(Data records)
---------------

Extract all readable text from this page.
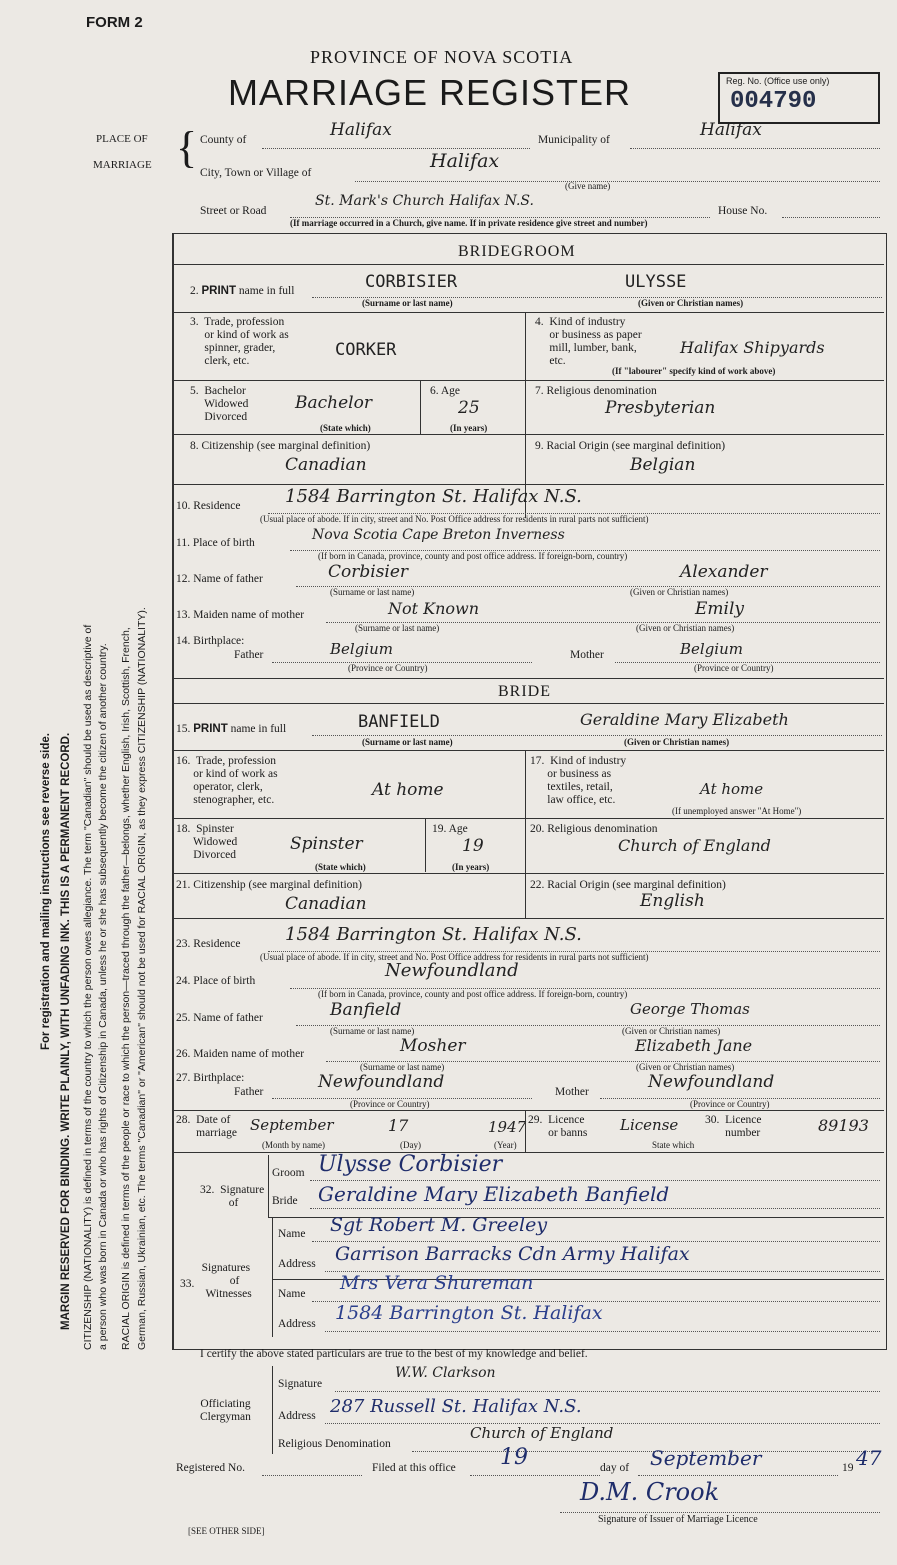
FORM 2
PROVINCE OF NOVA SCOTIA
MARRIAGE REGISTER	Reg. No. (Office use only)
004790
For registration and mailing instructions see reverse side. MARGIN RESERVED FOR BINDING. WRITE PLAINLY, WITH UNFADING INK. THIS IS A PERMANENT RECORD. CITIZENSHIP (NATIONALITY) is defined in terms of the country to which the person owes allegiance. The term "Canadian" should be used as descriptive of a person who was born in Canada or who has rights of Citizenship in Canada, unless he or she has subsequently become the citizen of another country. RACIAL ORIGIN is defined in terms of the people or race to which the person—traced through the father—belongs, whether English, Irish, Scottish, French, German, Russian, Ukrainian, etc. The terms "Canadian" or "American" should not be used for RACIAL ORIGIN, as they express CITIZENSHIP (NATIONALITY).
PLACE OF
MARRIAGE { County of	Halifax	Municipality of	Halifax
City, Town or Village of
Halifax
(Give name)
Street or Road
St. Mark's Church Halifax N.S.
House No.
(If marriage occurred in a Church, give name. If in private residence give street and number)
BRIDEGROOM
2. PRINT name in full	CORBISIER	ULYSSE
(Surname or last name)	(Given or Christian names)
3.  Trade, profession
or kind of work as
spinner, grader,
clerk, etc.
CORKER
4.  Kind of industry
or business as paper
mill, lumber, bank,
etc.
Halifax Shipyards
(If "labourer" specify kind of work above)
5.  Bachelor
Widowed
Divorced
Bachelor
(State which)
6. Age
25
(In years)
7. Religious denomination
Presbyterian
8. Citizenship (see marginal definition)
Canadian
9. Racial Origin (see marginal definition)
Belgian
10. Residence 1584 Barrington St. Halifax N.S.
(Usual place of abode. If in city, street and No. Post Office address for residents in rural parts not sufficient)
11. Place of birth	Nova Scotia Cape Breton Inverness
(If born in Canada, province, county and post office address. If foreign-born, country)
12. Name of father	Corbisier	Alexander
(Surname or last name)	(Given or Christian names)
13. Maiden name of mother	Not Known	Emily
(Surname or last name)	(Given or Christian names)
14. Birthplace:
Father	Belgium	Mother	Belgium
(Province or Country)	(Province or Country)
BRIDE
15. PRINT name in full	BANFIELD	Geraldine Mary Elizabeth
(Surname or last name)	(Given or Christian names)
16.  Trade, profession
or kind of work as
operator, clerk,
stenographer, etc.	At home
17.  Kind of industry
or business as
textiles, retail,
law office, etc.
At home
(If unemployed answer "At Home")
18.  Spinster
Widowed
Divorced
Spinster
(State which)
19. Age
19
(In years)
20. Religious denomination
Church of England
21. Citizenship (see marginal definition)
Canadian
22. Racial Origin (see marginal definition)
English
23. Residence 1584 Barrington St. Halifax N.S.
(Usual place of abode. If in city, street and No. Post Office address for residents in rural parts not sufficient)
24. Place of birth	Newfoundland
(If born in Canada, province, county and post office address. If foreign-born, country)
25. Name of father	Banfield	George Thomas
(Surname or last name)	(Given or Christian names)
26. Maiden name of mother	Mosher	Elizabeth Jane
(Surname or last name)	(Given or Christian names)
27. Birthplace:
Father	Newfoundland	Mother	Newfoundland
(Province or Country)	(Province or Country)
28.  Date of
marriage September	17	1947
(Month by name)	(Day)	(Year)
29.  Licence
or banns License
State which
30.  Licence
number	89193
32.  Signature
of
Groom Ulysse Corbisier
Bride Geraldine Mary Elizabeth Banfield
33.
Signatures
of
Witnesses
Name Sgt Robert M. Greeley
Address Garrison Barracks Cdn Army Halifax
Name Mrs Vera Shureman
Address 1584 Barrington St. Halifax
I certify the above stated particulars are true to the best of my knowledge and belief.
Officiating
Clergyman
Signature
W.W. Clarkson
Address 287 Russell St. Halifax N.S.
Religious Denomination
Church of England
Registered No.	Filed at this office 19	day of September	19 47
D.M. Crook
Signature of Issuer of Marriage Licence
[SEE OTHER SIDE]
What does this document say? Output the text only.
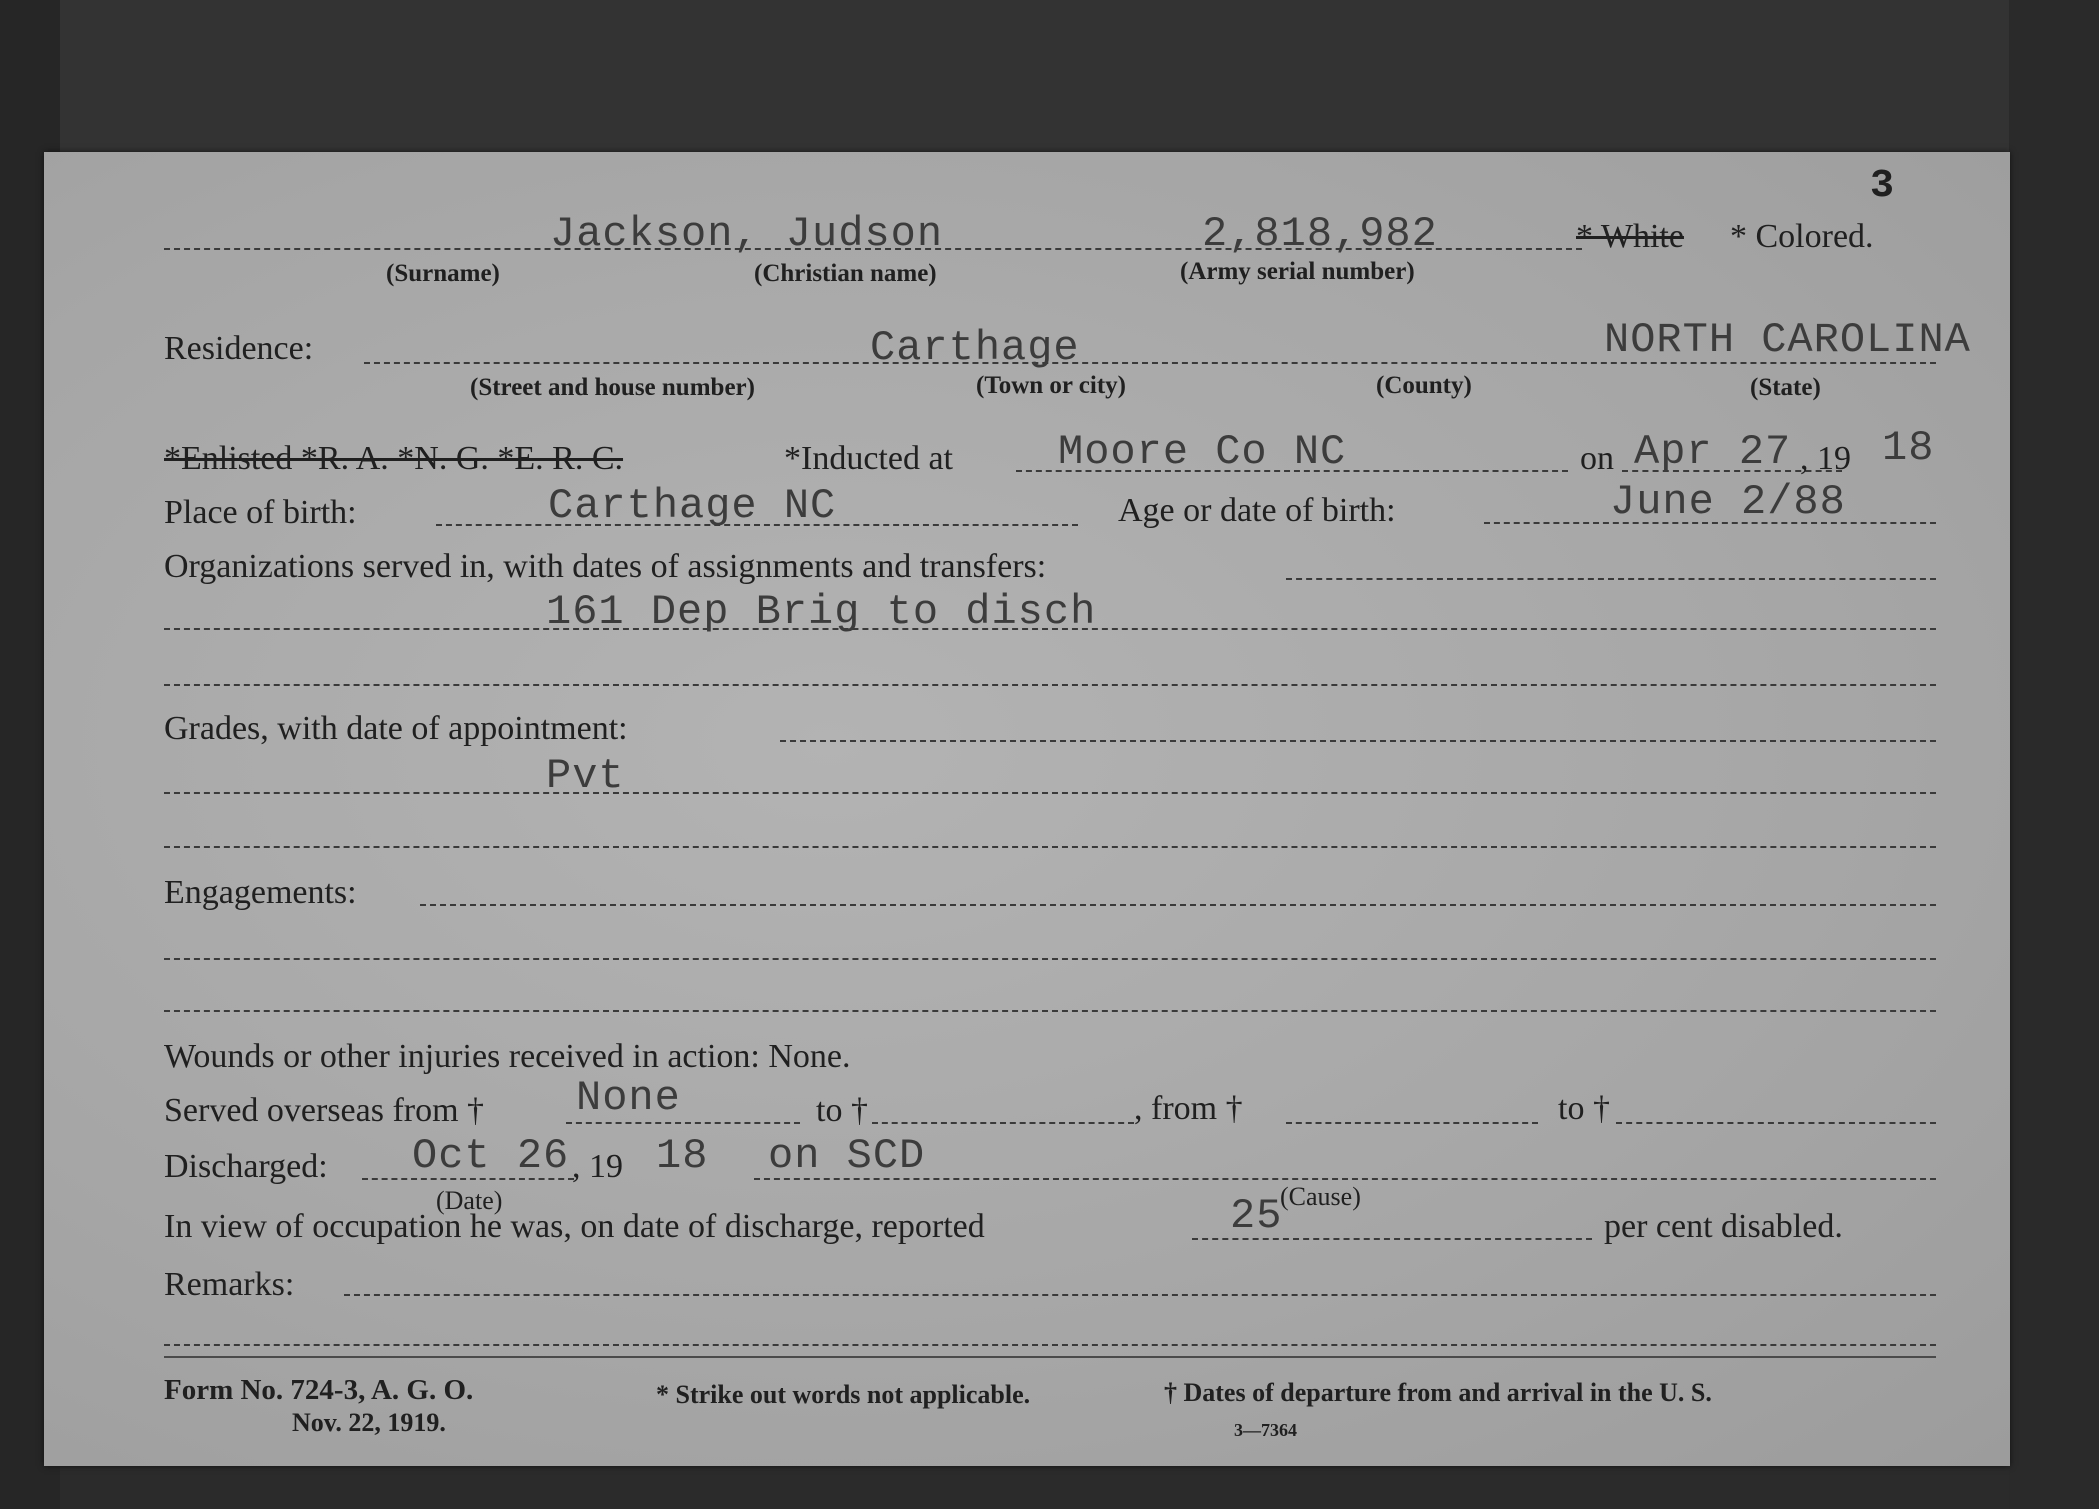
3
Jackson, Judson	2,818,982	* White * Colored.
(Surname)	(Christian name)	(Army serial number)
Residence:	Carthage	NORTH CAROLINA
(Street and house number)	(Town or city)	(County)	(State)
*Enlisted *R. A. *N. G. *E. R. C.	*Inducted at	Moore Co NC	on Apr 27 , 19 18
Place of birth:	Carthage NC	Age or date of birth:	June 2/88
Organizations served in, with dates of assignments and transfers:
161 Dep Brig to disch
Grades, with date of appointment:
Pvt
Engagements:
Wounds or other injuries received in action: None.
Served overseas from † None	to †	, from †	to †
Discharged: Oct 26 , 19 18 on SCD
(Date)	(Cause)
In view of occupation he was, on date of discharge, reported	25	per cent disabled.
Remarks:
Form No. 724-3, A. G. O.
Nov. 22, 1919.
* Strike out words not applicable.	† Dates of departure from and arrival in the U. S.
3—7364
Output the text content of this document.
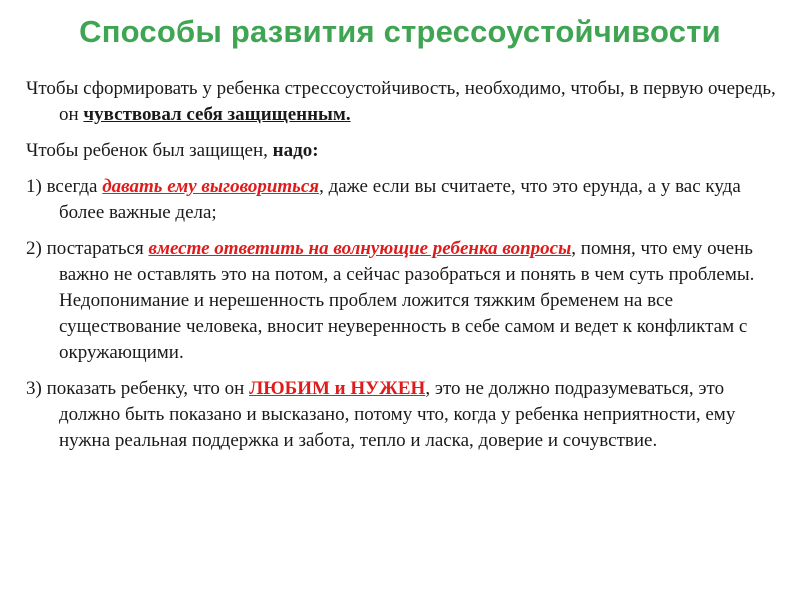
Способы развития стрессоустойчивости

Чтобы сформировать у ребенка стрессоустойчивость, необходимо, чтобы, в первую очередь, он чувствовал себя защищенным.

Чтобы ребенок был защищен, надо:

1) всегда давать ему выговориться, даже если вы считаете, что это ерунда, а у вас куда более важные дела;

2) постараться вместе ответить на волнующие ребенка вопросы, помня, что ему очень важно не оставлять это на потом, а сейчас разобраться и понять в чем суть проблемы. Недопонимание и нерешенность проблем ложится тяжким бременем на все существование человека, вносит неуверенность в себе самом и ведет к конфликтам с окружающими.

3) показать ребенку, что он ЛЮБИМ и НУЖЕН, это не должно подразумеваться, это должно быть показано и высказано, потому что, когда у ребенка неприятности, ему нужна реальная поддержка и забота, тепло и ласка, доверие и сочувствие.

---------------

— What the task requires —
Write out exactly the lines from the one that contains "Output the text content of this document." through the last line of the data above, both included. Leave every picture out.

— Complete response —
Output the text content of this document.
Способы развития стрессоустойчивости

Чтобы сформировать у ребенка стрессоустойчивость, необходимо, чтобы, в первую очередь, он чувствовал себя защищенным.

Чтобы ребенок был защищен, надо:

1) всегда давать ему выговориться, даже если вы считаете, что это ерунда, а у вас куда более важные дела;

2) постараться вместе ответить на волнующие ребенка вопросы, помня, что ему очень важно не оставлять это на потом, а сейчас разобраться и понять в чем суть проблемы. Недопонимание и нерешенность проблем ложится тяжким бременем на все существование человека, вносит неуверенность в себе самом и ведет к конфликтам с окружающими.

3) показать ребенку, что он ЛЮБИМ и НУЖЕН, это не должно подразумеваться, это должно быть показано и высказано, потому что, когда у ребенка неприятности, ему нужна реальная поддержка и забота, тепло и ласка, доверие и сочувствие.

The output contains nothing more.